### What to do:
Reproduce the data exactly.

### Working data:

## Start

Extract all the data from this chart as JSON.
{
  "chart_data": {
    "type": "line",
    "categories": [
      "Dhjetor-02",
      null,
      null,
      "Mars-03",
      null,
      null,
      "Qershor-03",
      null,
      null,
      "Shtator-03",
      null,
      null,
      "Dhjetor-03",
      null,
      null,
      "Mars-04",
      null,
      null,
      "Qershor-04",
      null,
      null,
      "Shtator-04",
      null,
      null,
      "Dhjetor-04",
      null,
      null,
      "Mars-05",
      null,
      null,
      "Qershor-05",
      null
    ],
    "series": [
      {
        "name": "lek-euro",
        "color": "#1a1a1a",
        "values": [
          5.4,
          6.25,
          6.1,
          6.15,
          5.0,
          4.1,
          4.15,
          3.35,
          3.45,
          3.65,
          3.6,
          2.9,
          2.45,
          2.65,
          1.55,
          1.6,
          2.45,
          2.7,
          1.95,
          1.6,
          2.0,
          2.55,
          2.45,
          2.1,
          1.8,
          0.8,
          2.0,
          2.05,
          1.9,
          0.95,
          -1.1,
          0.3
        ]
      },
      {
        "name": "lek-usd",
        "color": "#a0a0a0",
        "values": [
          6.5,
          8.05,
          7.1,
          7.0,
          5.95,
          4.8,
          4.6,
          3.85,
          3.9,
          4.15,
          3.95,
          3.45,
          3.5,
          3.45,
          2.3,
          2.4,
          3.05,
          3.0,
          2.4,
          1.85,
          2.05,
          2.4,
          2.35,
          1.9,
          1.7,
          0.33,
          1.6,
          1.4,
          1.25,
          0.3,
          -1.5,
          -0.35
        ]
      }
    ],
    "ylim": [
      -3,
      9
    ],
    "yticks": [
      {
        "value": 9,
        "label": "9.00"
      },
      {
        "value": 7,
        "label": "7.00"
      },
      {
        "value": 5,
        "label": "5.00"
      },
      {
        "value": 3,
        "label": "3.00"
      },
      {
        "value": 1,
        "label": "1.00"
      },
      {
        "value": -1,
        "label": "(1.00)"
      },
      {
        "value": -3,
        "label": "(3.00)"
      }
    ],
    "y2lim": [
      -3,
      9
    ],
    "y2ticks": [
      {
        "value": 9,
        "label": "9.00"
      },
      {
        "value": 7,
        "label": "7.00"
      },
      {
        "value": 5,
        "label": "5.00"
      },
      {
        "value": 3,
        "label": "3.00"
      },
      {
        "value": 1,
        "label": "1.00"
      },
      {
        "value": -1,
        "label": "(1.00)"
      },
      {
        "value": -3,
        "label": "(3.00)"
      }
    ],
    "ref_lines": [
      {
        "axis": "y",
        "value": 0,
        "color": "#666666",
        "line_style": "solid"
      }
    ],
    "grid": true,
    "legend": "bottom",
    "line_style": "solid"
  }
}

## End

### Problem solution:
Extract all the data from this chart as JSON.
{
  "chart_data": {
    "type": "line",
    "categories": [
      "Dhjetor-02",
      null,
      null,
      "Mars-03",
      null,
      null,
      "Qershor-03",
      null,
      null,
      "Shtator-03",
      null,
      null,
      "Dhjetor-03",
      null,
      null,
      "Mars-04",
      null,
      null,
      "Qershor-04",
      null,
      null,
      "Shtator-04",
      null,
      null,
      "Dhjetor-04",
      null,
      null,
      "Mars-05",
      null,
      null,
      "Qershor-05",
      null
    ],
    "series": [
      {
        "name": "lek-euro",
        "color": "#1a1a1a",
        "values": [
          5.4,
          6.25,
          6.1,
          6.15,
          5.0,
          4.1,
          4.15,
          3.35,
          3.45,
          3.65,
          3.6,
          2.9,
          2.45,
          2.65,
          1.55,
          1.6,
          2.45,
          2.7,
          1.95,
          1.6,
          2.0,
          2.55,
          2.45,
          2.1,
          1.8,
          0.8,
          2.0,
          2.05,
          1.9,
          0.95,
          -1.1,
          0.3
        ]
      },
      {
        "name": "lek-usd",
        "color": "#a0a0a0",
        "values": [
          6.5,
          8.05,
          7.1,
          7.0,
          5.95,
          4.8,
          4.6,
          3.85,
          3.9,
          4.15,
          3.95,
          3.45,
          3.5,
          3.45,
          2.3,
          2.4,
          3.05,
          3.0,
          2.4,
          1.85,
          2.05,
          2.4,
          2.35,
          1.9,
          1.7,
          0.33,
          1.6,
          1.4,
          1.25,
          0.3,
          -1.5,
          -0.35
        ]
      }
    ],
    "ylim": [
      -3,
      9
    ],
    "yticks": [
      {
        "value": 9,
        "label": "9.00"
      },
      {
        "value": 7,
        "label": "7.00"
      },
      {
        "value": 5,
        "label": "5.00"
      },
      {
        "value": 3,
        "label": "3.00"
      },
      {
        "value": 1,
        "label": "1.00"
      },
      {
        "value": -1,
        "label": "(1.00)"
      },
      {
        "value": -3,
        "label": "(3.00)"
      }
    ],
    "y2lim": [
      -3,
      9
    ],
    "y2ticks": [
      {
        "value": 9,
        "label": "9.00"
      },
      {
        "value": 7,
        "label": "7.00"
      },
      {
        "value": 5,
        "label": "5.00"
      },
      {
        "value": 3,
        "label": "3.00"
      },
      {
        "value": 1,
        "label": "1.00"
      },
      {
        "value": -1,
        "label": "(1.00)"
      },
      {
        "value": -3,
        "label": "(3.00)"
      }
    ],
    "ref_lines": [
      {
        "axis": "y",
        "value": 0,
        "color": "#666666",
        "line_style": "solid"
      }
    ],
    "grid": true,
    "legend": "bottom",
    "line_style": "solid"
  }
}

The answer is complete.